**AIM OF THE TASK:** Set down each entry from the block beneath, exactly as written.

Source data:
-=-=-=-=-
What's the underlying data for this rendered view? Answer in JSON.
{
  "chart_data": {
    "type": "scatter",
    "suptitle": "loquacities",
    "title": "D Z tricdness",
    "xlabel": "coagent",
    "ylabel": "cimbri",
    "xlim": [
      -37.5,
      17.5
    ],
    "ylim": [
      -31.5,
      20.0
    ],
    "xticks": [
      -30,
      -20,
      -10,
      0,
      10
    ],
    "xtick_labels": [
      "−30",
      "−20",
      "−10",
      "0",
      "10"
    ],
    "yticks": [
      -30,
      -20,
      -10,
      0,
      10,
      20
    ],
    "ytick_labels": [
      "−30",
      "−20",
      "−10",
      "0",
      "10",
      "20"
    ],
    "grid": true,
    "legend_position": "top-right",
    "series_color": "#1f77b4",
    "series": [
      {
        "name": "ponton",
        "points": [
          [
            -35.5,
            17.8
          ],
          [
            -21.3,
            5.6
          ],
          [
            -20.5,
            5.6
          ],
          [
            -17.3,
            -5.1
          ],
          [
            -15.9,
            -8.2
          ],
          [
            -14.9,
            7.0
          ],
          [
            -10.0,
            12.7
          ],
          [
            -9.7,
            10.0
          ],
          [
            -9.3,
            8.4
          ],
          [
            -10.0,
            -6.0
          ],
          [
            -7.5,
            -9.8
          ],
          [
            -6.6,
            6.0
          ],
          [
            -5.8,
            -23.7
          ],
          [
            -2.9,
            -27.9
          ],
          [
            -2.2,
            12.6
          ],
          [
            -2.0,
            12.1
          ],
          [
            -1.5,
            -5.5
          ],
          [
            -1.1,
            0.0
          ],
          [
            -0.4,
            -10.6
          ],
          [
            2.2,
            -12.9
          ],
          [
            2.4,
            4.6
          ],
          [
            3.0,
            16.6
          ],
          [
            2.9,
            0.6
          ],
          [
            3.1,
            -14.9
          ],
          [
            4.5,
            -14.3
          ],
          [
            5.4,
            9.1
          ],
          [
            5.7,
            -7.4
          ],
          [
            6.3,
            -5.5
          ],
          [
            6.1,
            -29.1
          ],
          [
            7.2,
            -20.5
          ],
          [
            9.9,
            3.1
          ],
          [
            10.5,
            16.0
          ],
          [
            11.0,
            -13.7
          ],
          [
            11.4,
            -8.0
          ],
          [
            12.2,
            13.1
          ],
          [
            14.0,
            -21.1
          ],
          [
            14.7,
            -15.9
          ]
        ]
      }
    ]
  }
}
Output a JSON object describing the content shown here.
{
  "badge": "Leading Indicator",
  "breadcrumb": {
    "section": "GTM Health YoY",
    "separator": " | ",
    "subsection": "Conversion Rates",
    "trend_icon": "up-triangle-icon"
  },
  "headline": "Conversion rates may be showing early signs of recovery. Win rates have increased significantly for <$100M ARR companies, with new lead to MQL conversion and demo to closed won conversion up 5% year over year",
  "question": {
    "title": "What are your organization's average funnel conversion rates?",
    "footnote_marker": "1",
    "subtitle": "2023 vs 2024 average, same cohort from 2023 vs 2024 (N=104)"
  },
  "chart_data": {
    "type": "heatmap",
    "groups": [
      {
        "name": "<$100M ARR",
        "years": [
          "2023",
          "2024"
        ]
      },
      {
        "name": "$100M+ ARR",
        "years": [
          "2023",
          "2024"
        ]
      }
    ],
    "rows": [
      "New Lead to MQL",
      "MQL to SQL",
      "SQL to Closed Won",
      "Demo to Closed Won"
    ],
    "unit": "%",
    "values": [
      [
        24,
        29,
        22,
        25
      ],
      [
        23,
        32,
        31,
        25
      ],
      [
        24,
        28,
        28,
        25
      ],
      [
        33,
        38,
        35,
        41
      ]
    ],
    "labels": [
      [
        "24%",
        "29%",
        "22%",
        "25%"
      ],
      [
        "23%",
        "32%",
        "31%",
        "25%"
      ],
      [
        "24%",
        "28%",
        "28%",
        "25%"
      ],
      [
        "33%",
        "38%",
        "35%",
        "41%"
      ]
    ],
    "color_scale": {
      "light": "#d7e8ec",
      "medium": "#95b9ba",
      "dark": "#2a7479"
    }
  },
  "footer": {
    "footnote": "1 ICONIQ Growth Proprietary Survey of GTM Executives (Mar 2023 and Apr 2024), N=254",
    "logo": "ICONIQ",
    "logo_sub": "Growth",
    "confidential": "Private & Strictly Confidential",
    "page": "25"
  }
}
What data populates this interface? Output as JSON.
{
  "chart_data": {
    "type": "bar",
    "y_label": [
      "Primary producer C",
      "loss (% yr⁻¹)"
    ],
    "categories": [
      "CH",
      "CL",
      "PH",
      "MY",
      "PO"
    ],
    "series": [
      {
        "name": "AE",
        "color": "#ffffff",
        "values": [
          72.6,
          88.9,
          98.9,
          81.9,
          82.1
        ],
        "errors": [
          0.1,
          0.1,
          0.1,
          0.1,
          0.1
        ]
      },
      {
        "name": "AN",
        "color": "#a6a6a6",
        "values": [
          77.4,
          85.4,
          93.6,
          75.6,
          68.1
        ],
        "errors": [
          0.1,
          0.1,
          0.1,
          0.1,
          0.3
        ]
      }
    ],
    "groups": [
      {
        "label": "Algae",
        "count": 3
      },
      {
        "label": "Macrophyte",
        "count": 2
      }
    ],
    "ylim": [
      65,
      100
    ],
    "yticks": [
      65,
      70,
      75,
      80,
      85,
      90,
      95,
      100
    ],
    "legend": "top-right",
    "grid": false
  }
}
-=-=-=-=-
**SOLUTION BELOW:**
What's the underlying data for this rendered view? Answer in JSON.
{
  "chart_data": {
    "type": "scatter",
    "suptitle": "loquacities",
    "title": "D Z tricdness",
    "xlabel": "coagent",
    "ylabel": "cimbri",
    "xlim": [
      -37.5,
      17.5
    ],
    "ylim": [
      -31.5,
      20.0
    ],
    "xticks": [
      -30,
      -20,
      -10,
      0,
      10
    ],
    "xtick_labels": [
      "−30",
      "−20",
      "−10",
      "0",
      "10"
    ],
    "yticks": [
      -30,
      -20,
      -10,
      0,
      10,
      20
    ],
    "ytick_labels": [
      "−30",
      "−20",
      "−10",
      "0",
      "10",
      "20"
    ],
    "grid": true,
    "legend_position": "top-right",
    "series_color": "#1f77b4",
    "series": [
      {
        "name": "ponton",
        "points": [
          [
            -35.5,
            17.8
          ],
          [
            -21.3,
            5.6
          ],
          [
            -20.5,
            5.6
          ],
          [
            -17.3,
            -5.1
          ],
          [
            -15.9,
            -8.2
          ],
          [
            -14.9,
            7.0
          ],
          [
            -10.0,
            12.7
          ],
          [
            -9.7,
            10.0
          ],
          [
            -9.3,
            8.4
          ],
          [
            -10.0,
            -6.0
          ],
          [
            -7.5,
            -9.8
          ],
          [
            -6.6,
            6.0
          ],
          [
            -5.8,
            -23.7
          ],
          [
            -2.9,
            -27.9
          ],
          [
            -2.2,
            12.6
          ],
          [
            -2.0,
            12.1
          ],
          [
            -1.5,
            -5.5
          ],
          [
            -1.1,
            0.0
          ],
          [
            -0.4,
            -10.6
          ],
          [
            2.2,
            -12.9
          ],
          [
            2.4,
            4.6
          ],
          [
            3.0,
            16.6
          ],
          [
            2.9,
            0.6
          ],
          [
            3.1,
            -14.9
          ],
          [
            4.5,
            -14.3
          ],
          [
            5.4,
            9.1
          ],
          [
            5.7,
            -7.4
          ],
          [
            6.3,
            -5.5
          ],
          [
            6.1,
            -29.1
          ],
          [
            7.2,
            -20.5
          ],
          [
            9.9,
            3.1
          ],
          [
            10.5,
            16.0
          ],
          [
            11.0,
            -13.7
          ],
          [
            11.4,
            -8.0
          ],
          [
            12.2,
            13.1
          ],
          [
            14.0,
            -21.1
          ],
          [
            14.7,
            -15.9
          ]
        ]
      }
    ]
  }
}
Output a JSON object describing the content shown here.
{
  "badge": "Leading Indicator",
  "breadcrumb": {
    "section": "GTM Health YoY",
    "separator": " | ",
    "subsection": "Conversion Rates",
    "trend_icon": "up-triangle-icon"
  },
  "headline": "Conversion rates may be showing early signs of recovery. Win rates have increased significantly for <$100M ARR companies, with new lead to MQL conversion and demo to closed won conversion up 5% year over year",
  "question": {
    "title": "What are your organization's average funnel conversion rates?",
    "footnote_marker": "1",
    "subtitle": "2023 vs 2024 average, same cohort from 2023 vs 2024 (N=104)"
  },
  "chart_data": {
    "type": "heatmap",
    "groups": [
      {
        "name": "<$100M ARR",
        "years": [
          "2023",
          "2024"
        ]
      },
      {
        "name": "$100M+ ARR",
        "years": [
          "2023",
          "2024"
        ]
      }
    ],
    "rows": [
      "New Lead to MQL",
      "MQL to SQL",
      "SQL to Closed Won",
      "Demo to Closed Won"
    ],
    "unit": "%",
    "values": [
      [
        24,
        29,
        22,
        25
      ],
      [
        23,
        32,
        31,
        25
      ],
      [
        24,
        28,
        28,
        25
      ],
      [
        33,
        38,
        35,
        41
      ]
    ],
    "labels": [
      [
        "24%",
        "29%",
        "22%",
        "25%"
      ],
      [
        "23%",
        "32%",
        "31%",
        "25%"
      ],
      [
        "24%",
        "28%",
        "28%",
        "25%"
      ],
      [
        "33%",
        "38%",
        "35%",
        "41%"
      ]
    ],
    "color_scale": {
      "light": "#d7e8ec",
      "medium": "#95b9ba",
      "dark": "#2a7479"
    }
  },
  "footer": {
    "footnote": "1 ICONIQ Growth Proprietary Survey of GTM Executives (Mar 2023 and Apr 2024), N=254",
    "logo": "ICONIQ",
    "logo_sub": "Growth",
    "confidential": "Private & Strictly Confidential",
    "page": "25"
  }
}
What data populates this interface? Output as JSON.
{
  "chart_data": {
    "type": "bar",
    "y_label": [
      "Primary producer C",
      "loss (% yr⁻¹)"
    ],
    "categories": [
      "CH",
      "CL",
      "PH",
      "MY",
      "PO"
    ],
    "series": [
      {
        "name": "AE",
        "color": "#ffffff",
        "values": [
          72.6,
          88.9,
          98.9,
          81.9,
          82.1
        ],
        "errors": [
          0.1,
          0.1,
          0.1,
          0.1,
          0.1
        ]
      },
      {
        "name": "AN",
        "color": "#a6a6a6",
        "values": [
          77.4,
          85.4,
          93.6,
          75.6,
          68.1
        ],
        "errors": [
          0.1,
          0.1,
          0.1,
          0.1,
          0.3
        ]
      }
    ],
    "groups": [
      {
        "label": "Algae",
        "count": 3
      },
      {
        "label": "Macrophyte",
        "count": 2
      }
    ],
    "ylim": [
      65,
      100
    ],
    "yticks": [
      65,
      70,
      75,
      80,
      85,
      90,
      95,
      100
    ],
    "legend": "top-right",
    "grid": false
  }
}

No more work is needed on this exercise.